*Aim of the exercise*:
Identify each line below containing the string "right" and copy it.

*Input rows*:

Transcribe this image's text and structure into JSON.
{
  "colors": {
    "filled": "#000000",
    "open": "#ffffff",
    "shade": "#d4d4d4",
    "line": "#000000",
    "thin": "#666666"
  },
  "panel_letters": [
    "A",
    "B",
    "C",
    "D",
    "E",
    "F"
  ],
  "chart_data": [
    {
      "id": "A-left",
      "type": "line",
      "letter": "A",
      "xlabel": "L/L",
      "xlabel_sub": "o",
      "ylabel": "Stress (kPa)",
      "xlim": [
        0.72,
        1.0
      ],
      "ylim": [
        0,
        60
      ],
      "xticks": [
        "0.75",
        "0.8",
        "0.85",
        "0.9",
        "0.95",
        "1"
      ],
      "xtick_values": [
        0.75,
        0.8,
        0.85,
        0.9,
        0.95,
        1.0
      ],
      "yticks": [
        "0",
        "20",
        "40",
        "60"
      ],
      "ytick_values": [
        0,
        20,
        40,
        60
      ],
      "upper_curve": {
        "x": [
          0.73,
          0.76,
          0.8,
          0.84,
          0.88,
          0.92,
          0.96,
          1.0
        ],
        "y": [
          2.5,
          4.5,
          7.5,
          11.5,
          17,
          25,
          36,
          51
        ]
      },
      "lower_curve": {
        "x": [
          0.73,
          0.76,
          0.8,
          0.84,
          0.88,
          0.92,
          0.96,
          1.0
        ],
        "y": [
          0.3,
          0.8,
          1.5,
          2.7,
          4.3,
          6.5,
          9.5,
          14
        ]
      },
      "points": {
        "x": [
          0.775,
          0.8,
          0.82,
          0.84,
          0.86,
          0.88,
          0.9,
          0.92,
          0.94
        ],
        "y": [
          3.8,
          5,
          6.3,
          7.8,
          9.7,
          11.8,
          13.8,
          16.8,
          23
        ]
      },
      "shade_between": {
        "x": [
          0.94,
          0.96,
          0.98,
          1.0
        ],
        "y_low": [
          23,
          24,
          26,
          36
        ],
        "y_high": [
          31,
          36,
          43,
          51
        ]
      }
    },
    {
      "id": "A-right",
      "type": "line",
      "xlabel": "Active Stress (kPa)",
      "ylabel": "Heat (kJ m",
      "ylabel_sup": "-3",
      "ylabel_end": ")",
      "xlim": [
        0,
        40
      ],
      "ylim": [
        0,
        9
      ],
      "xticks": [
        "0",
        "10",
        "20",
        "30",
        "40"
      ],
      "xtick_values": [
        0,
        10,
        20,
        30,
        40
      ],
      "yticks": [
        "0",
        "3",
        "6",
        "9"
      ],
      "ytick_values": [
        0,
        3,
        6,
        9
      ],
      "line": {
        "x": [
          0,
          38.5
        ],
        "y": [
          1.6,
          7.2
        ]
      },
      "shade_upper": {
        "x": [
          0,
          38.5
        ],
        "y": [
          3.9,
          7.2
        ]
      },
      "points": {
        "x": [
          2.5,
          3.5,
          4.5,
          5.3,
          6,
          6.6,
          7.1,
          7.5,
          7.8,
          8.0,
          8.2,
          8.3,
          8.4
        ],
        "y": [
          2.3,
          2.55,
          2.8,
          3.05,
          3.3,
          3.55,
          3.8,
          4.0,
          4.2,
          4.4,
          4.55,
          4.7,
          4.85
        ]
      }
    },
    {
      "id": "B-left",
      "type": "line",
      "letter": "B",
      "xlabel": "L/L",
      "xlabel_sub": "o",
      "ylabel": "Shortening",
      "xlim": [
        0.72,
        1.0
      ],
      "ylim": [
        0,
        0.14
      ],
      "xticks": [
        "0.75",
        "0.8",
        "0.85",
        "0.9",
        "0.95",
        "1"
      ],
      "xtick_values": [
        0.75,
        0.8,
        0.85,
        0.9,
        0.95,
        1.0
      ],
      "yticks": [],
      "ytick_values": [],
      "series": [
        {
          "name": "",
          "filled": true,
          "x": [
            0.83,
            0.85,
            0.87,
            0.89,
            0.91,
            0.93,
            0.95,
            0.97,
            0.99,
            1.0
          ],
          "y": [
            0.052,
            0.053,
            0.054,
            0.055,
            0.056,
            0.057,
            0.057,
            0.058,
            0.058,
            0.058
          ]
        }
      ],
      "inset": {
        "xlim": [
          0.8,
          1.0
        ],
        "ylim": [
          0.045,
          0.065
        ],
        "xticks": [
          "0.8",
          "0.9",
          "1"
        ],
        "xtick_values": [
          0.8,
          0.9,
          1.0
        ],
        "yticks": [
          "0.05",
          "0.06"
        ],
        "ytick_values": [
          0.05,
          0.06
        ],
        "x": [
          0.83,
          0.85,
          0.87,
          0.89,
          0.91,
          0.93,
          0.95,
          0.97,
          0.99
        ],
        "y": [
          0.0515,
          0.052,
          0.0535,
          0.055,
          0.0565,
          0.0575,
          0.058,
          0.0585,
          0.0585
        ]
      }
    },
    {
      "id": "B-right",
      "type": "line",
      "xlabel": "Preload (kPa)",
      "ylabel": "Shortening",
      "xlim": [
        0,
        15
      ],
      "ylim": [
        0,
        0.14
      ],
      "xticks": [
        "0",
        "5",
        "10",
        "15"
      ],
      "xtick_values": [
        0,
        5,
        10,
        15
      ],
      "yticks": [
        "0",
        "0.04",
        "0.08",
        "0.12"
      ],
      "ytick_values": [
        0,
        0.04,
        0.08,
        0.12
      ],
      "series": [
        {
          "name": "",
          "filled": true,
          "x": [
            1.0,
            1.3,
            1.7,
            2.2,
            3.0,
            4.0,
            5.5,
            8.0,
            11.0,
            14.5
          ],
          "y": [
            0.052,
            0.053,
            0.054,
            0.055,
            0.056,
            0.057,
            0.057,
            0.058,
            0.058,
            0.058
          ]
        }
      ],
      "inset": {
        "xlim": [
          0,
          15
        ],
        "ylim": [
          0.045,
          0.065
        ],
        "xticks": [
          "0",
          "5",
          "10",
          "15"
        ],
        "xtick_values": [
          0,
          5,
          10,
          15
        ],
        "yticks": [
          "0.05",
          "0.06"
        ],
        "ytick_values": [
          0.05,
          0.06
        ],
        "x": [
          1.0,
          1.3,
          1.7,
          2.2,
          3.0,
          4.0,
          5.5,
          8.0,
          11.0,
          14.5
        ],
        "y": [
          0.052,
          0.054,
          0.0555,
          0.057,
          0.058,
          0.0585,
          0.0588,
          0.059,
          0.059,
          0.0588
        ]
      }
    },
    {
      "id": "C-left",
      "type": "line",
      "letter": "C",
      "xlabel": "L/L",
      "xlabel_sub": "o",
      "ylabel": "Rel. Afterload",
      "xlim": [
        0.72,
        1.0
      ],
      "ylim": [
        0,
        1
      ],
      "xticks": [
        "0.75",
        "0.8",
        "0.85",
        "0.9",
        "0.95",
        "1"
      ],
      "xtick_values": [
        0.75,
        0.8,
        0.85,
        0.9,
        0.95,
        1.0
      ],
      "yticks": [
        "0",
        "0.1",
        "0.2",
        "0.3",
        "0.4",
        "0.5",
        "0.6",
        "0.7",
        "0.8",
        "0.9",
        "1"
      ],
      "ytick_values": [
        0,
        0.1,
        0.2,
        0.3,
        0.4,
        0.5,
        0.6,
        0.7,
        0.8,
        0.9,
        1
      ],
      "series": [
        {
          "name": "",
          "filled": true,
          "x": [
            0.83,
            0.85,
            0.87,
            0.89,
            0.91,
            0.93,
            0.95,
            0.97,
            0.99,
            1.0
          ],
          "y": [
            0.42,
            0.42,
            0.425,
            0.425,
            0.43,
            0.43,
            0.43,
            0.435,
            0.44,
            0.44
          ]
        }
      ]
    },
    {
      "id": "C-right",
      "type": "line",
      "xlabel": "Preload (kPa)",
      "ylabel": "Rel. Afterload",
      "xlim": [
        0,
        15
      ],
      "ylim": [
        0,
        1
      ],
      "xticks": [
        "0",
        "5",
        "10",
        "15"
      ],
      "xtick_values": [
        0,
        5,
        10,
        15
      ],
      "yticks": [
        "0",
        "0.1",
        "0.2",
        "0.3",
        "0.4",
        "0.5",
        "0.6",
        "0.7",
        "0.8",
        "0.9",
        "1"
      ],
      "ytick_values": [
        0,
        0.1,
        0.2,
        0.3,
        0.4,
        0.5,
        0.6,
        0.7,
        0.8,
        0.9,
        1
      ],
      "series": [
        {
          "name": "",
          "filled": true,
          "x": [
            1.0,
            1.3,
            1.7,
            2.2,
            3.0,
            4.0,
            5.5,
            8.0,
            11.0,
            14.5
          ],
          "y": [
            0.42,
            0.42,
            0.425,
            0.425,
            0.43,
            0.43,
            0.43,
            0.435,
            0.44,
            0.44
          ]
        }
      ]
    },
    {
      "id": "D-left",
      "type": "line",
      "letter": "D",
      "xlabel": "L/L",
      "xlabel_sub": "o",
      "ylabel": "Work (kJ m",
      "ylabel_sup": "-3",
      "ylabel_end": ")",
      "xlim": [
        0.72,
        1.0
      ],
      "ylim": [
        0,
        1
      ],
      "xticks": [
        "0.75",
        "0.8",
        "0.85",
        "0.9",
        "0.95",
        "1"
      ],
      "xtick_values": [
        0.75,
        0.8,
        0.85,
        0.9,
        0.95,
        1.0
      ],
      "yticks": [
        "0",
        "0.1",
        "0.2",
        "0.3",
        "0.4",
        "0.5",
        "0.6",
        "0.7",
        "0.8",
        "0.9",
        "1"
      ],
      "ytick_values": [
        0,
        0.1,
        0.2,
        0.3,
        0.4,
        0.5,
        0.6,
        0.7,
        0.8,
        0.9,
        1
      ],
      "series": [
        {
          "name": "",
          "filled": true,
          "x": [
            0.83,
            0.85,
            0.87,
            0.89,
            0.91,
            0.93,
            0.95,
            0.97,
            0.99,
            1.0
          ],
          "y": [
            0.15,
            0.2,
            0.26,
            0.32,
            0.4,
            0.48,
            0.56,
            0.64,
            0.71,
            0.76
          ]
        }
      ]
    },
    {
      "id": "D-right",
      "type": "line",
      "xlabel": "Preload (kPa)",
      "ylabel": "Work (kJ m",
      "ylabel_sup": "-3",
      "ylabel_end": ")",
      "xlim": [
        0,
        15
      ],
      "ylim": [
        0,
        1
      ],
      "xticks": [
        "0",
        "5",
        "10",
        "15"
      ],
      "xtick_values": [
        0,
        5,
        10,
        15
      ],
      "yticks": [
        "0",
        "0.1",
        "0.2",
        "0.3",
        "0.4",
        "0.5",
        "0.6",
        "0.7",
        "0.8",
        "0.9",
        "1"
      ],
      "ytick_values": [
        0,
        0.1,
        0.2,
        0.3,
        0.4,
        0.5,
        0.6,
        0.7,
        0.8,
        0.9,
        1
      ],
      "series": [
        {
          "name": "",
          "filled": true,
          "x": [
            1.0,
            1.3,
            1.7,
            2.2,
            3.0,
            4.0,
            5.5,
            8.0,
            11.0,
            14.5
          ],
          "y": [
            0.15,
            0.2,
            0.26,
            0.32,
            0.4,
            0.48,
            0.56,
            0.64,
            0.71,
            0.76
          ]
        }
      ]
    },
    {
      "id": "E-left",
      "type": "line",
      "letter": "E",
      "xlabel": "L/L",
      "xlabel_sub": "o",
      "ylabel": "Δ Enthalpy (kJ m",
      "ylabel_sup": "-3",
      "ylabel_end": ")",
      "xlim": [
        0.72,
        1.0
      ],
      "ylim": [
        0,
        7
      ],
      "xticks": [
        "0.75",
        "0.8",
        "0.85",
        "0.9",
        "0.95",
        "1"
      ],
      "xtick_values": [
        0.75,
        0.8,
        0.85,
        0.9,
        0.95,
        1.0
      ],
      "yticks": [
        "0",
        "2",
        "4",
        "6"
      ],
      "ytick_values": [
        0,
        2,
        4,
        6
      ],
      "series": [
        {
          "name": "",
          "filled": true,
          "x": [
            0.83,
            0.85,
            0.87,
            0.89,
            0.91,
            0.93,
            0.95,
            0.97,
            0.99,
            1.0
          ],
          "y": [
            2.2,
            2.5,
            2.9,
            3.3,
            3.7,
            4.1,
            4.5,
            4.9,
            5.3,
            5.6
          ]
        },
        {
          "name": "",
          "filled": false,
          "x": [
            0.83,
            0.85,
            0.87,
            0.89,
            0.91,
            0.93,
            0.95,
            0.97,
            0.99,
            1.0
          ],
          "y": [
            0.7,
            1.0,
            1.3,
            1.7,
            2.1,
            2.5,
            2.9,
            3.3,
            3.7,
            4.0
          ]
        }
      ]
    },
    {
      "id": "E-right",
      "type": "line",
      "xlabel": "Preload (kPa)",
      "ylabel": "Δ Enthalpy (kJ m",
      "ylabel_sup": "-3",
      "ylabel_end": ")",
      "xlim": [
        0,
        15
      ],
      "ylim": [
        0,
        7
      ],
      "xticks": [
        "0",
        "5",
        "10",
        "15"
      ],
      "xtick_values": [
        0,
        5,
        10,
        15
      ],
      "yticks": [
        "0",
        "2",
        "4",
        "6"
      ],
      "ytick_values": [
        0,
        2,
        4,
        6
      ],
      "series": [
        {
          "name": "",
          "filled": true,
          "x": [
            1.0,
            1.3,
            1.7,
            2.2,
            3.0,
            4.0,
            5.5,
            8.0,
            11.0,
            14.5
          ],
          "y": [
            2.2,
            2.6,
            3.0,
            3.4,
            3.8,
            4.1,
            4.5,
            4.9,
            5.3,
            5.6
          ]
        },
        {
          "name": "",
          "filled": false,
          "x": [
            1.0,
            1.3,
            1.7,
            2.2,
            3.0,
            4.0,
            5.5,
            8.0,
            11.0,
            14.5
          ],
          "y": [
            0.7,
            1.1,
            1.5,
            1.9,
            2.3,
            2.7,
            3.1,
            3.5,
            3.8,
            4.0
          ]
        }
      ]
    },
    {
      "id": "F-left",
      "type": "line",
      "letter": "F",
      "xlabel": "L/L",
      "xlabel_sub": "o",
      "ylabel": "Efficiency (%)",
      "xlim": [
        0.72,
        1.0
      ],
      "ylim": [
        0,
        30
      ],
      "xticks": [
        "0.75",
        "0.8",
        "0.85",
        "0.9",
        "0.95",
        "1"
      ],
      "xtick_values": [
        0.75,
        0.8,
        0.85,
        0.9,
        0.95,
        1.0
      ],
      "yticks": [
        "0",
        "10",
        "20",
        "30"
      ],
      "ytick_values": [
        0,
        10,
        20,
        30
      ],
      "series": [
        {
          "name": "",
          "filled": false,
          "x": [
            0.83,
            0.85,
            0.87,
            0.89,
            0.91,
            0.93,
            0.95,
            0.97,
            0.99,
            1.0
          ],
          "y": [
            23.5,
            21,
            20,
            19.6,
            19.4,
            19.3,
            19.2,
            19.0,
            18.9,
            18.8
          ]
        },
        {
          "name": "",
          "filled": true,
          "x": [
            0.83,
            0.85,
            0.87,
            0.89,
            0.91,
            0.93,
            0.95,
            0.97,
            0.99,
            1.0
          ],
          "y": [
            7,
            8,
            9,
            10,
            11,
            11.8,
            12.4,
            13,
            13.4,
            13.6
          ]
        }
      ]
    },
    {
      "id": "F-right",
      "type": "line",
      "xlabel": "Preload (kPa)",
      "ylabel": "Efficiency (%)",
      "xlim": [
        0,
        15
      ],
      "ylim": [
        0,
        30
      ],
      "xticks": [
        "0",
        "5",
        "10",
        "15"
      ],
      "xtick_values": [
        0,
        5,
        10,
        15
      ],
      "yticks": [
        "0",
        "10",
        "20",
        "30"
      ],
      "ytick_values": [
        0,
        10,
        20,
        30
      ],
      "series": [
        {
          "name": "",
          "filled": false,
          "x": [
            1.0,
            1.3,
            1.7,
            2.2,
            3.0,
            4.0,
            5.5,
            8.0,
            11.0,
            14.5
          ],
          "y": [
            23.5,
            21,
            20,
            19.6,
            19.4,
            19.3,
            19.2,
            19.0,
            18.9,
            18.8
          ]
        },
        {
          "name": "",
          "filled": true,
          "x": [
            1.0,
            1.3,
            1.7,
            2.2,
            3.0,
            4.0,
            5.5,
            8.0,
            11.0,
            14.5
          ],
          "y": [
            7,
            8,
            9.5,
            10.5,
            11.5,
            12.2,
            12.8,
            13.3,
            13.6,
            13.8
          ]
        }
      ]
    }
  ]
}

*Result of the exercise*:
      "id": "A-right",
      "id": "B-right",
      "id": "C-right",
      "id": "D-right",
      "id": "E-right",
      "id": "F-right",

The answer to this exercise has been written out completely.